▶ _Data to process_
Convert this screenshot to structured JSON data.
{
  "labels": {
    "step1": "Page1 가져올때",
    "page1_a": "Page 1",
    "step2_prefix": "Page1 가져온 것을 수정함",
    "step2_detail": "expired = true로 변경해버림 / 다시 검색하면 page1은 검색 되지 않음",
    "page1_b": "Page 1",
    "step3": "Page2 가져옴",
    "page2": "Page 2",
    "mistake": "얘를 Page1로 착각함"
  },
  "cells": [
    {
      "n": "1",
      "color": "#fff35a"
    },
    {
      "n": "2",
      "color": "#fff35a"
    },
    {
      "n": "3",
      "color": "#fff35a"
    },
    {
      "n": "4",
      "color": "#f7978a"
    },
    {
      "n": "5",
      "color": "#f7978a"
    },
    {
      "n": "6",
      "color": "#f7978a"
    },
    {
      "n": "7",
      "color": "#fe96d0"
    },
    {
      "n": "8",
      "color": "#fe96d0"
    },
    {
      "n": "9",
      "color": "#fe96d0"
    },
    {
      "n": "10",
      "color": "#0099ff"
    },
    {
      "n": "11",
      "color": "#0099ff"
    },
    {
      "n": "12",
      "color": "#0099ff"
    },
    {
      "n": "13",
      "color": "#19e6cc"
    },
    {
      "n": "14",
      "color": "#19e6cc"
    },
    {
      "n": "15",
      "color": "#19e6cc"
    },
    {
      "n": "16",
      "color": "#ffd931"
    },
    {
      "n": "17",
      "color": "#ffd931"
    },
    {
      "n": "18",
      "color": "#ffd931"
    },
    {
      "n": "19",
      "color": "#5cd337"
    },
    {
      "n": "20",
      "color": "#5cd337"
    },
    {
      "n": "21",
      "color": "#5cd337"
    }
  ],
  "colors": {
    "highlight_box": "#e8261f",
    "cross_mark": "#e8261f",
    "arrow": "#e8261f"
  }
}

▶ _Given task_
Repeat back the data above, exact to the last character.

▶ _Full output_
Convert this screenshot to structured JSON data.
{
  "labels": {
    "step1": "Page1 가져올때",
    "page1_a": "Page 1",
    "step2_prefix": "Page1 가져온 것을 수정함",
    "step2_detail": "expired = true로 변경해버림 / 다시 검색하면 page1은 검색 되지 않음",
    "page1_b": "Page 1",
    "step3": "Page2 가져옴",
    "page2": "Page 2",
    "mistake": "얘를 Page1로 착각함"
  },
  "cells": [
    {
      "n": "1",
      "color": "#fff35a"
    },
    {
      "n": "2",
      "color": "#fff35a"
    },
    {
      "n": "3",
      "color": "#fff35a"
    },
    {
      "n": "4",
      "color": "#f7978a"
    },
    {
      "n": "5",
      "color": "#f7978a"
    },
    {
      "n": "6",
      "color": "#f7978a"
    },
    {
      "n": "7",
      "color": "#fe96d0"
    },
    {
      "n": "8",
      "color": "#fe96d0"
    },
    {
      "n": "9",
      "color": "#fe96d0"
    },
    {
      "n": "10",
      "color": "#0099ff"
    },
    {
      "n": "11",
      "color": "#0099ff"
    },
    {
      "n": "12",
      "color": "#0099ff"
    },
    {
      "n": "13",
      "color": "#19e6cc"
    },
    {
      "n": "14",
      "color": "#19e6cc"
    },
    {
      "n": "15",
      "color": "#19e6cc"
    },
    {
      "n": "16",
      "color": "#ffd931"
    },
    {
      "n": "17",
      "color": "#ffd931"
    },
    {
      "n": "18",
      "color": "#ffd931"
    },
    {
      "n": "19",
      "color": "#5cd337"
    },
    {
      "n": "20",
      "color": "#5cd337"
    },
    {
      "n": "21",
      "color": "#5cd337"
    }
  ],
  "colors": {
    "highlight_box": "#e8261f",
    "cross_mark": "#e8261f",
    "arrow": "#e8261f"
  }
}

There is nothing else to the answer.